▶ _Do this_: Copy everything from the line containing "security-shield-icon[interactable] bbox=[915, 748, 931, 764]" down to the line containing "system-tray: 11:23 AM", changing "icon-label" to "desktop-label" and keeping everything else the same.

▶ _Data provided_:
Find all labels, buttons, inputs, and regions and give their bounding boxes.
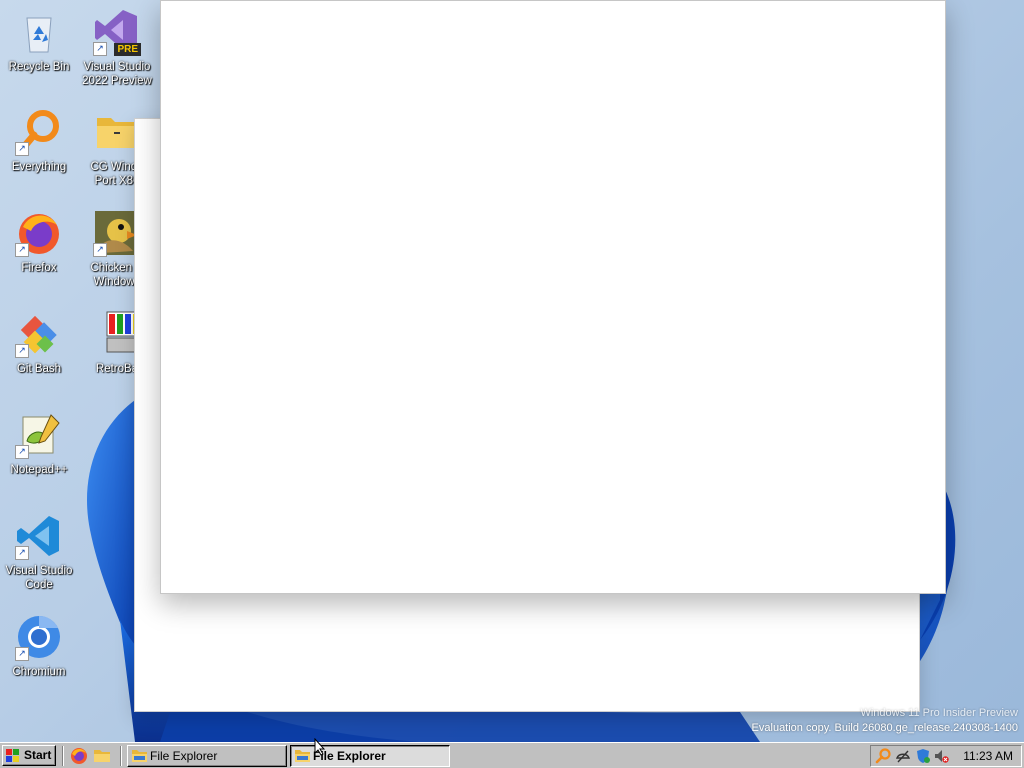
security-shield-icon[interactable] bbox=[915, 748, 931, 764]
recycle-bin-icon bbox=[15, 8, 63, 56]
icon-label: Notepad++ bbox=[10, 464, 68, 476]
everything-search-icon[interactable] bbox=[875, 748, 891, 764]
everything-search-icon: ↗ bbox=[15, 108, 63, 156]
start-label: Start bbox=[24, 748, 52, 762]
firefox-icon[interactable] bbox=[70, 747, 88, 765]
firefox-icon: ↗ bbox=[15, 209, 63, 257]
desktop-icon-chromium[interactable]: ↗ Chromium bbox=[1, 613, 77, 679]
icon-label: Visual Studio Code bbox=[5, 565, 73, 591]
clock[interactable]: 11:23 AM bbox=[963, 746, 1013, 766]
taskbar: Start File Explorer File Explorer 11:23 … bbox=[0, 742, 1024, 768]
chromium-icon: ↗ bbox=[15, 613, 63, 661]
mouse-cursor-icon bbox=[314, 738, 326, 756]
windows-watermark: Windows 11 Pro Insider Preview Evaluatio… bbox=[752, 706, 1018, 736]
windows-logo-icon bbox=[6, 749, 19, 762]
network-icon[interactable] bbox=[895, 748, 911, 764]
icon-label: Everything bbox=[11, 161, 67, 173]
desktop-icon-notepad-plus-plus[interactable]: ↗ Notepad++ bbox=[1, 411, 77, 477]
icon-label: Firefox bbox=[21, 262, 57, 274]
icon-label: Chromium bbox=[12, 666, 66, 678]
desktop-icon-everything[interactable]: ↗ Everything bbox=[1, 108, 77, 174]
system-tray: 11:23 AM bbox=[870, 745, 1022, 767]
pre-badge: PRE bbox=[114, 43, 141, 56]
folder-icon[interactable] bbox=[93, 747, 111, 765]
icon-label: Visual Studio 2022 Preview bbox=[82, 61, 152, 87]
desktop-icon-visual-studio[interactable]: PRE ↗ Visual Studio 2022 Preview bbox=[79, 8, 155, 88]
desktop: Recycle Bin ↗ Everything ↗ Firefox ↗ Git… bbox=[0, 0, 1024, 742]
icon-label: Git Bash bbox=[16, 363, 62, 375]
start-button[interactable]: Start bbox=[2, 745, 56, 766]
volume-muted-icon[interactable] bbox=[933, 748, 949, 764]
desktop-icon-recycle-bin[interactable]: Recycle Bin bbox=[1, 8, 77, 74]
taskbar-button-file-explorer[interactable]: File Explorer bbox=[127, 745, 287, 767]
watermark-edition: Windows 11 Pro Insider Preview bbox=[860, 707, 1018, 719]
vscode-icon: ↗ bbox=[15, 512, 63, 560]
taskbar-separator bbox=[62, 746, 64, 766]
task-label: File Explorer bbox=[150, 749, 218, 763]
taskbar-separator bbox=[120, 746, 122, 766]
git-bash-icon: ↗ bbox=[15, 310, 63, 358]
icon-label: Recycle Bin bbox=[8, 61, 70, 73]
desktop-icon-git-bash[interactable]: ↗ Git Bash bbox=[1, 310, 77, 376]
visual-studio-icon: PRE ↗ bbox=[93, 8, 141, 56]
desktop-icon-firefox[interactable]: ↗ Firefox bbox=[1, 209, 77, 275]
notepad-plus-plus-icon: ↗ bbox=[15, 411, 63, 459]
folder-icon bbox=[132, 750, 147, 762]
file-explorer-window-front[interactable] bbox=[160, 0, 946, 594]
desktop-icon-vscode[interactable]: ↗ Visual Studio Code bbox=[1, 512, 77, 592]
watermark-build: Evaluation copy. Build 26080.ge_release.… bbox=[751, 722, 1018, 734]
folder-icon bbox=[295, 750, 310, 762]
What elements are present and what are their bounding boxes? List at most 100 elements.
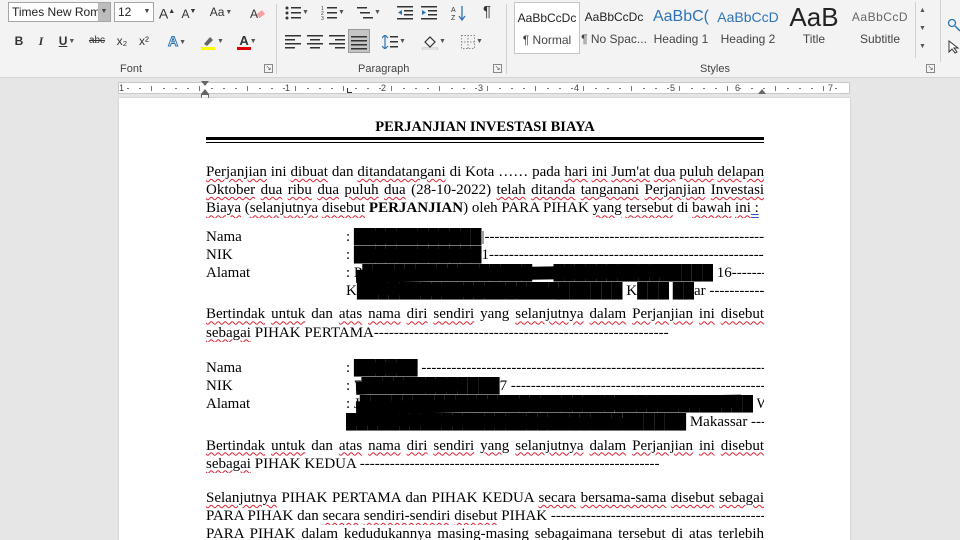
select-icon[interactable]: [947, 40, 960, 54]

▶ _Exercise output_:
security-shield-icon[interactable] bbox=[915, 748, 931, 764]
recycle-bin-icon bbox=[15, 8, 63, 56]
desktop-label: Notepad++ bbox=[10, 464, 68, 476]
everything-search-icon[interactable] bbox=[875, 748, 891, 764]
everything-search-icon: ↗ bbox=[15, 108, 63, 156]
start-label: Start bbox=[24, 748, 52, 762]
firefox-icon[interactable] bbox=[70, 747, 88, 765]
firefox-icon: ↗ bbox=[15, 209, 63, 257]
desktop-icon-chromium[interactable]: ↗ Chromium bbox=[1, 613, 77, 679]
desktop-label: Visual Studio Code bbox=[5, 565, 73, 591]
clock[interactable]: 11:23 AM bbox=[963, 746, 1013, 766]
taskbar: Start File Explorer File Explorer 11:23 … bbox=[0, 742, 1024, 768]
chromium-icon: ↗ bbox=[15, 613, 63, 661]
mouse-cursor-icon bbox=[314, 738, 326, 756]
windows-watermark: Windows 11 Pro Insider Preview Evaluatio… bbox=[752, 706, 1018, 736]
windows-logo-icon bbox=[6, 749, 19, 762]
network-icon[interactable] bbox=[895, 748, 911, 764]
desktop-label: Everything bbox=[11, 161, 67, 173]
desktop-icon-notepad-plus-plus[interactable]: ↗ Notepad++ bbox=[1, 411, 77, 477]
desktop-label: Firefox bbox=[21, 262, 57, 274]
desktop-label: Chromium bbox=[12, 666, 66, 678]
desktop-icon-everything[interactable]: ↗ Everything bbox=[1, 108, 77, 174]
system-tray: 11:23 AM bbox=[870, 745, 1022, 767]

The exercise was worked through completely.